• YOUR INSTRUCTIONS: Repeat the material verbatim. Images are excluded from the copy.

************

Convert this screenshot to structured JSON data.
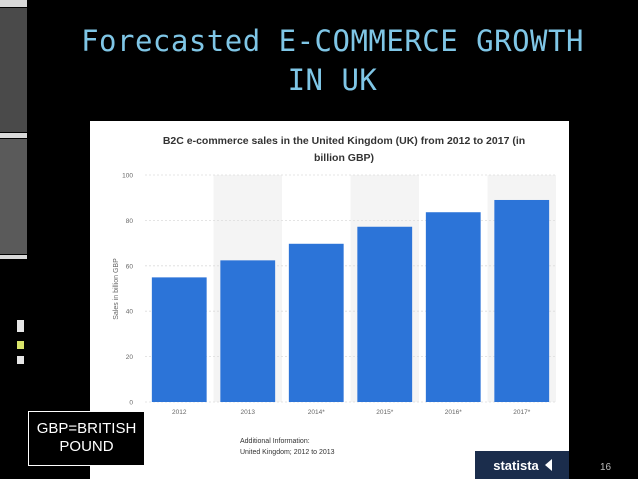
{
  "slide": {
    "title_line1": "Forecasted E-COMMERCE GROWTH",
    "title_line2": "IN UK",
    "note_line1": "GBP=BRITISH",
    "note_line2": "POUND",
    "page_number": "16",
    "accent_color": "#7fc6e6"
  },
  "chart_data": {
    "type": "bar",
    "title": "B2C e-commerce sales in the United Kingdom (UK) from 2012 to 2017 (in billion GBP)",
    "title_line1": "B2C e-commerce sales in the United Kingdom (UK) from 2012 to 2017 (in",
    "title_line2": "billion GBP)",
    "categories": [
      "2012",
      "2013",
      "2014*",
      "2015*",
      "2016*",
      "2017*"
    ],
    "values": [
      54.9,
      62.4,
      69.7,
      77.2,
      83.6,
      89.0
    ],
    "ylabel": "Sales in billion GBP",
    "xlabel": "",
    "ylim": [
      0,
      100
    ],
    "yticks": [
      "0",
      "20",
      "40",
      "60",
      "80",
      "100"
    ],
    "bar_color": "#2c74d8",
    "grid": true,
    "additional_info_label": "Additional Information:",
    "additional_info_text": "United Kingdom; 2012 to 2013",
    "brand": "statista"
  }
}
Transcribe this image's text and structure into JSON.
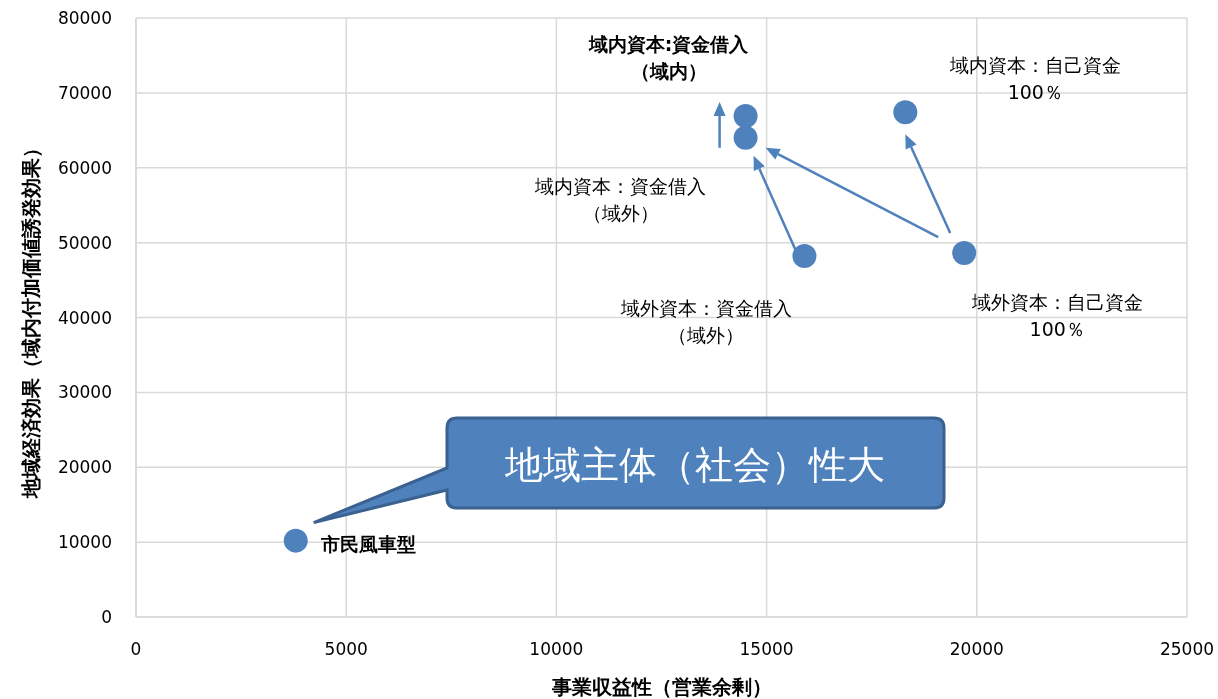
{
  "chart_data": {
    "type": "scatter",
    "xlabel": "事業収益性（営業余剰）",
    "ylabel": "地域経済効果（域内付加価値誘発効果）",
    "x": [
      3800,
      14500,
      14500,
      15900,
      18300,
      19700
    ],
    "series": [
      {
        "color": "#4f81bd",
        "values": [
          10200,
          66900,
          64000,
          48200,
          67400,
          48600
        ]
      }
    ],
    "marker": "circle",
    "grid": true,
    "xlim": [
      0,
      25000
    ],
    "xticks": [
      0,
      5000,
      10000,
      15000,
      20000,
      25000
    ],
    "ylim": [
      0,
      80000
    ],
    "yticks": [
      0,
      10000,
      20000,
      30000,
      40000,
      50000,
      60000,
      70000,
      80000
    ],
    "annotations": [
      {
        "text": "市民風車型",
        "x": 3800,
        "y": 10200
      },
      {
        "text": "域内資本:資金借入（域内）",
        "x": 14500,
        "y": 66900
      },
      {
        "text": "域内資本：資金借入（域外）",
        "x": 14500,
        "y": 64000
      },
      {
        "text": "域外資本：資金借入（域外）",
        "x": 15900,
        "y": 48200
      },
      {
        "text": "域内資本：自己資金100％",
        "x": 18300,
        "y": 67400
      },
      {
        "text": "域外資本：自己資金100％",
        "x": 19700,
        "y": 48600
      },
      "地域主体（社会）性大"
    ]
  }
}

************

• WORKED ANSWER:
Convert this screenshot to structured JSON data.
{
  "slide": {
    "title_line1": "Forecasted E-COMMERCE GROWTH",
    "title_line2": "IN UK",
    "note_line1": "GBP=BRITISH",
    "note_line2": "POUND",
    "page_number": "16",
    "accent_color": "#7fc6e6"
  },
  "chart_data": {
    "type": "bar",
    "title": "B2C e-commerce sales in the United Kingdom (UK) from 2012 to 2017 (in billion GBP)",
    "title_line1": "B2C e-commerce sales in the United Kingdom (UK) from 2012 to 2017 (in",
    "title_line2": "billion GBP)",
    "categories": [
      "2012",
      "2013",
      "2014*",
      "2015*",
      "2016*",
      "2017*"
    ],
    "values": [
      54.9,
      62.4,
      69.7,
      77.2,
      83.6,
      89.0
    ],
    "ylabel": "Sales in billion GBP",
    "xlabel": "",
    "ylim": [
      0,
      100
    ],
    "yticks": [
      "0",
      "20",
      "40",
      "60",
      "80",
      "100"
    ],
    "bar_color": "#2c74d8",
    "grid": true,
    "additional_info_label": "Additional Information:",
    "additional_info_text": "United Kingdom; 2012 to 2013",
    "brand": "statista"
  }
}
Transcribe this image's text and structure into JSON.
{
  "chart_data": {
    "type": "scatter",
    "xlabel": "事業収益性（営業余剰）",
    "ylabel": "地域経済効果（域内付加価値誘発効果）",
    "x": [
      3800,
      14500,
      14500,
      15900,
      18300,
      19700
    ],
    "series": [
      {
        "color": "#4f81bd",
        "values": [
          10200,
          66900,
          64000,
          48200,
          67400,
          48600
        ]
      }
    ],
    "marker": "circle",
    "grid": true,
    "xlim": [
      0,
      25000
    ],
    "xticks": [
      0,
      5000,
      10000,
      15000,
      20000,
      25000
    ],
    "ylim": [
      0,
      80000
    ],
    "yticks": [
      0,
      10000,
      20000,
      30000,
      40000,
      50000,
      60000,
      70000,
      80000
    ],
    "annotations": [
      {
        "text": "市民風車型",
        "x": 3800,
        "y": 10200
      },
      {
        "text": "域内資本:資金借入（域内）",
        "x": 14500,
        "y": 66900
      },
      {
        "text": "域内資本：資金借入（域外）",
        "x": 14500,
        "y": 64000
      },
      {
        "text": "域外資本：資金借入（域外）",
        "x": 15900,
        "y": 48200
      },
      {
        "text": "域内資本：自己資金100％",
        "x": 18300,
        "y": 67400
      },
      {
        "text": "域外資本：自己資金100％",
        "x": 19700,
        "y": 48600
      },
      "地域主体（社会）性大"
    ]
  }
}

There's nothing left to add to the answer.